Work to be completed –
Answer with one number: how many lines hold "title".

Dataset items
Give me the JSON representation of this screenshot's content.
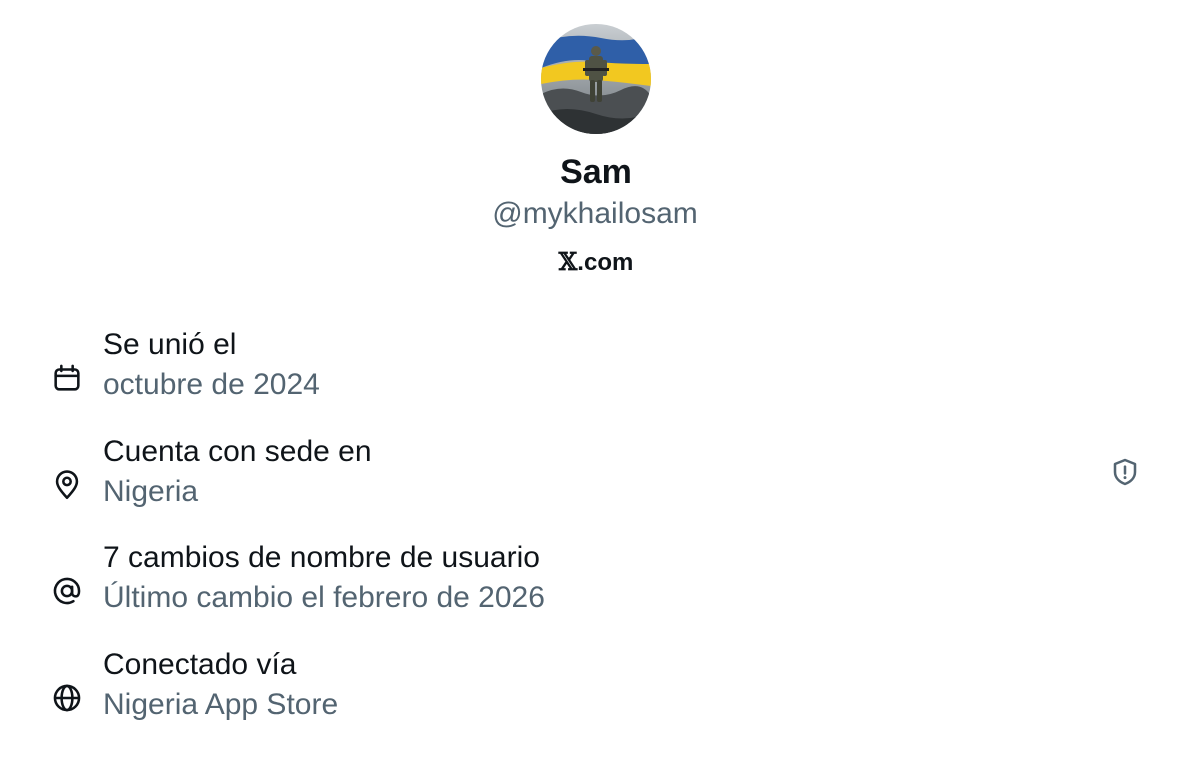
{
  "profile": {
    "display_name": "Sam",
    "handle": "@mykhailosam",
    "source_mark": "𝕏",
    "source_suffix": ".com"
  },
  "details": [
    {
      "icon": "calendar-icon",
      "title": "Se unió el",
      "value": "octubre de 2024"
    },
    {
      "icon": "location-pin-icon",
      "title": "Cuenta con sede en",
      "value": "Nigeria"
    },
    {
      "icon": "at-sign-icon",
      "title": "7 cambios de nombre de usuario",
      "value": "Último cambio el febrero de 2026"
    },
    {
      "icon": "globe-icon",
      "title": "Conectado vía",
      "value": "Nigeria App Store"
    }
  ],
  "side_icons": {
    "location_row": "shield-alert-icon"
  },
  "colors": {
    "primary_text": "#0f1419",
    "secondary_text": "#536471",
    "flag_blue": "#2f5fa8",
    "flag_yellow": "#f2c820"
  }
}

---

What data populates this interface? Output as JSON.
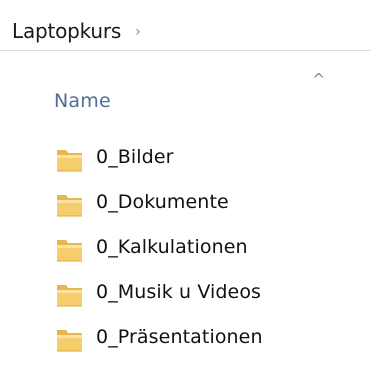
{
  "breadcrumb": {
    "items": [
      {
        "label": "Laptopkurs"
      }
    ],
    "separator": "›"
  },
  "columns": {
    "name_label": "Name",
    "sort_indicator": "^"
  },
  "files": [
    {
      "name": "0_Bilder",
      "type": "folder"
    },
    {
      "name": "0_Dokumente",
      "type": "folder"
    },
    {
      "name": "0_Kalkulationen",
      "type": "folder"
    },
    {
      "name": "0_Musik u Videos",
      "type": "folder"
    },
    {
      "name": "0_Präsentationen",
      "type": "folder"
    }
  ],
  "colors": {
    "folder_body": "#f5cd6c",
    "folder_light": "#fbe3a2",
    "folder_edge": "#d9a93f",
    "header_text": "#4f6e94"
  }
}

Written reply –
4